Extracted data entries

+-------+

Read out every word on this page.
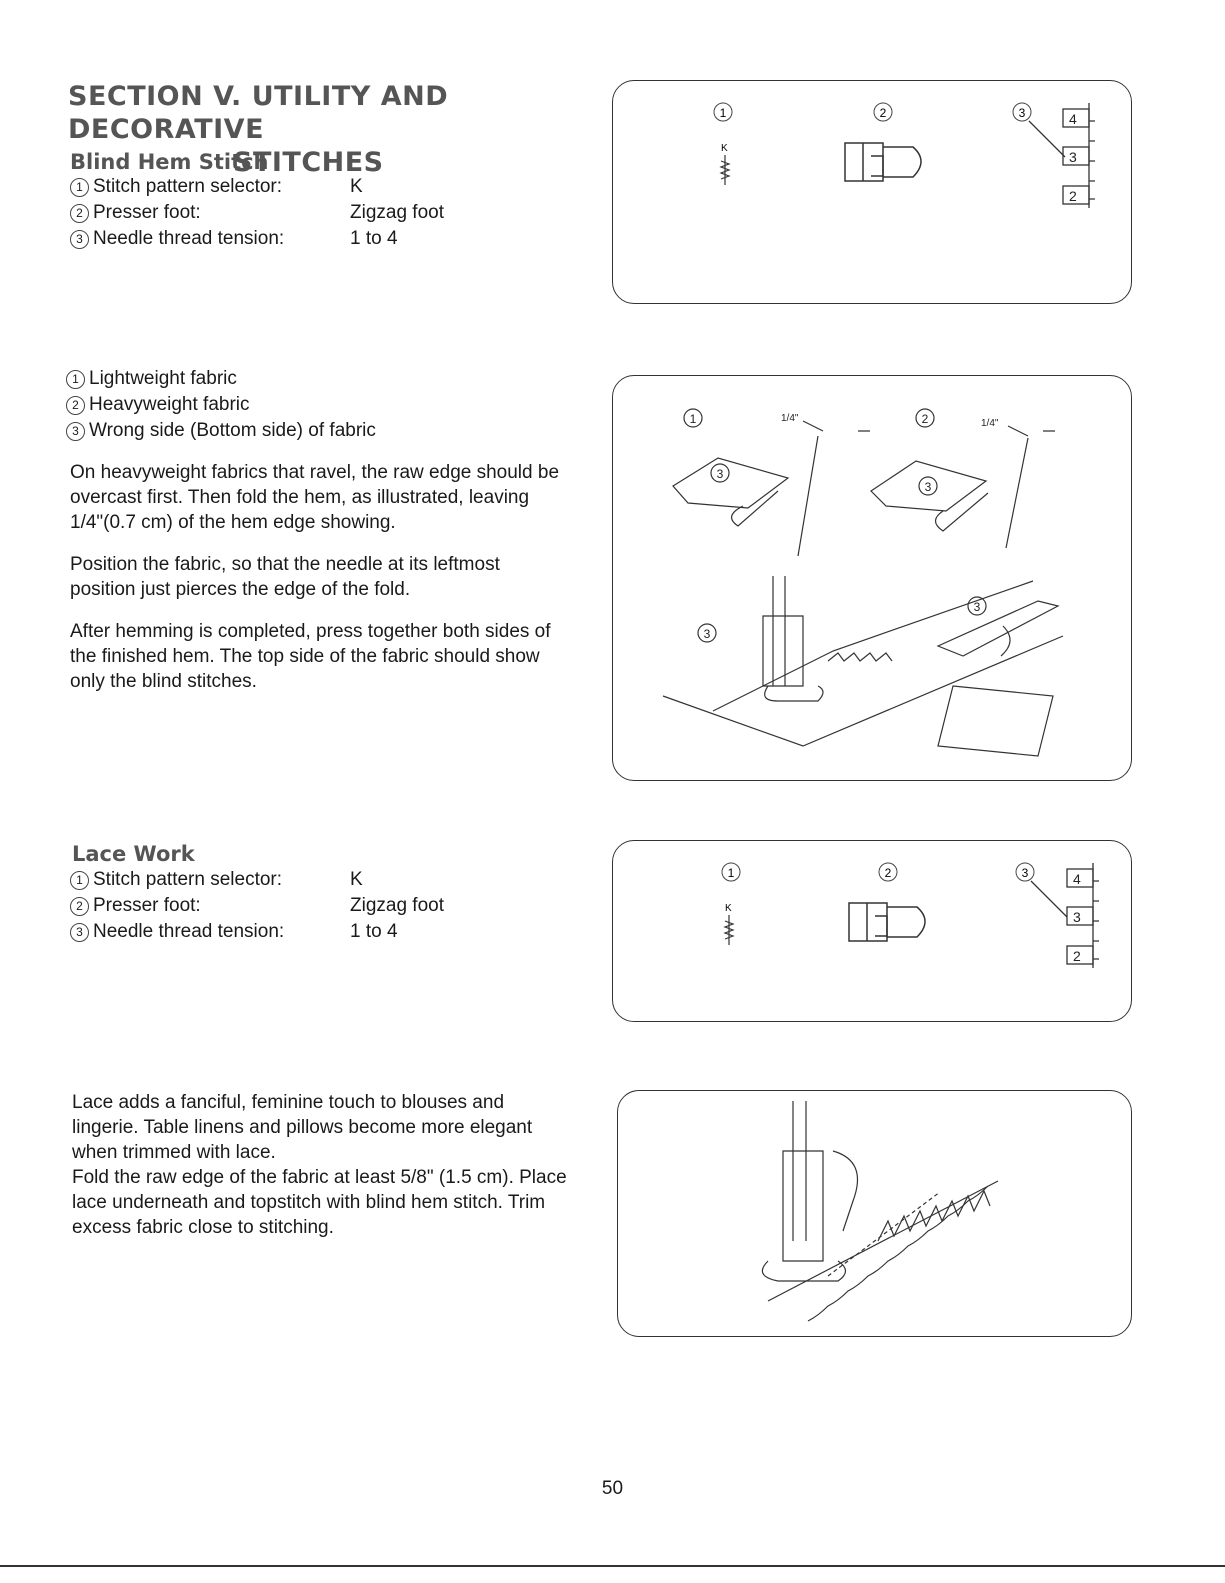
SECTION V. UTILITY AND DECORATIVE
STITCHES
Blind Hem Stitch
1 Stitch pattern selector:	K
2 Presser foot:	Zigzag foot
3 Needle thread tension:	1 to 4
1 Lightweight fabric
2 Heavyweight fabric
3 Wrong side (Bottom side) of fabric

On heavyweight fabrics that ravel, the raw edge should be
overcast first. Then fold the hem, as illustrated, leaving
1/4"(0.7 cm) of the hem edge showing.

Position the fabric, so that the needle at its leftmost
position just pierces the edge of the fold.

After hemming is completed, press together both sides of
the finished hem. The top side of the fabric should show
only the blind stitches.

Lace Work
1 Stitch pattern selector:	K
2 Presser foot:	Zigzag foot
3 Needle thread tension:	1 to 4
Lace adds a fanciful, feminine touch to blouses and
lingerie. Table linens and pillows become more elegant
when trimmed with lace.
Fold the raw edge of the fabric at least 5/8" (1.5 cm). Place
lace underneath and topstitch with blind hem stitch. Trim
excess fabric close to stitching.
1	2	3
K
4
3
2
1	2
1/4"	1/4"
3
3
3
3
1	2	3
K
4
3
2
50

+-------+

Problem to work on: Search the records above for the string "should". Copy every line that contains it.

Task response:
On heavyweight fabrics that ravel, the raw edge should be
the finished hem. The top side of the fabric should show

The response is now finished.